#### SHORT EXERCISE
Determine which lines contain the word "description", then copy those lines.
start MATERIAL PROVIDED
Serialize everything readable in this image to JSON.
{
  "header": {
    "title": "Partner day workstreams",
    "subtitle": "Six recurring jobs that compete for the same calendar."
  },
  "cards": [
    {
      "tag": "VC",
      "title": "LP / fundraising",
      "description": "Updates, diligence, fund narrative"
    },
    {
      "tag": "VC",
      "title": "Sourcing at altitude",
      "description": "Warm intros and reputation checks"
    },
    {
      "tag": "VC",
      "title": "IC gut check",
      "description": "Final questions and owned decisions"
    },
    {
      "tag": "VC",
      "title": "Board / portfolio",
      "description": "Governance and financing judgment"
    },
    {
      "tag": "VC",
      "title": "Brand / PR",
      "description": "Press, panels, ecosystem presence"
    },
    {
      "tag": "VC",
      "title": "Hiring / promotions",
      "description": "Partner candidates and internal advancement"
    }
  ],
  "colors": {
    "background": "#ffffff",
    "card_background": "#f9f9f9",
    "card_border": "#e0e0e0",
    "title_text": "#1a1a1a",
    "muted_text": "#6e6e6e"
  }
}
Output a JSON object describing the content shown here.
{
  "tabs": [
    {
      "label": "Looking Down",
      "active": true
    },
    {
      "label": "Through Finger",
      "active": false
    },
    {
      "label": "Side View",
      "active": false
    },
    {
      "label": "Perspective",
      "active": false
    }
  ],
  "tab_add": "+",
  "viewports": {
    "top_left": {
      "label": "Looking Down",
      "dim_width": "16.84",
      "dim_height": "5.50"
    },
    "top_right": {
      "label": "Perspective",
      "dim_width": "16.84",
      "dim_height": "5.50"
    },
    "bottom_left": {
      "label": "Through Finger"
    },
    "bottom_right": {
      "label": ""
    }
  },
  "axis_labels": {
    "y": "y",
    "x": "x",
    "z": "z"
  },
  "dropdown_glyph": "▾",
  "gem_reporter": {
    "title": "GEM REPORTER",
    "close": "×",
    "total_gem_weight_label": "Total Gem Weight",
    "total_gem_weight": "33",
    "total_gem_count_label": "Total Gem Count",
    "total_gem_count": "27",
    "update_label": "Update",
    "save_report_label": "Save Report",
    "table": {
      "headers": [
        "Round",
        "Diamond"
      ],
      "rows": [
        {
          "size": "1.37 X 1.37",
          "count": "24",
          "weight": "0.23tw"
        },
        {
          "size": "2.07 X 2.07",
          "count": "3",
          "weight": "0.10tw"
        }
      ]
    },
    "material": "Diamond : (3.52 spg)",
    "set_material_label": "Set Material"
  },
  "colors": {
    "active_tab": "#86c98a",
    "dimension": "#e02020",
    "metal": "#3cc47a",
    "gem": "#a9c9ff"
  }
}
end MATERIAL PROVIDED
#### EXERCISE RESPONSE
      "description": "Updates, diligence, fund narrative"
      "description": "Warm intros and reputation checks"
      "description": "Final questions and owned decisions"
      "description": "Governance and financing judgment"
      "description": "Press, panels, ecosystem presence"
      "description": "Partner candidates and internal advancement"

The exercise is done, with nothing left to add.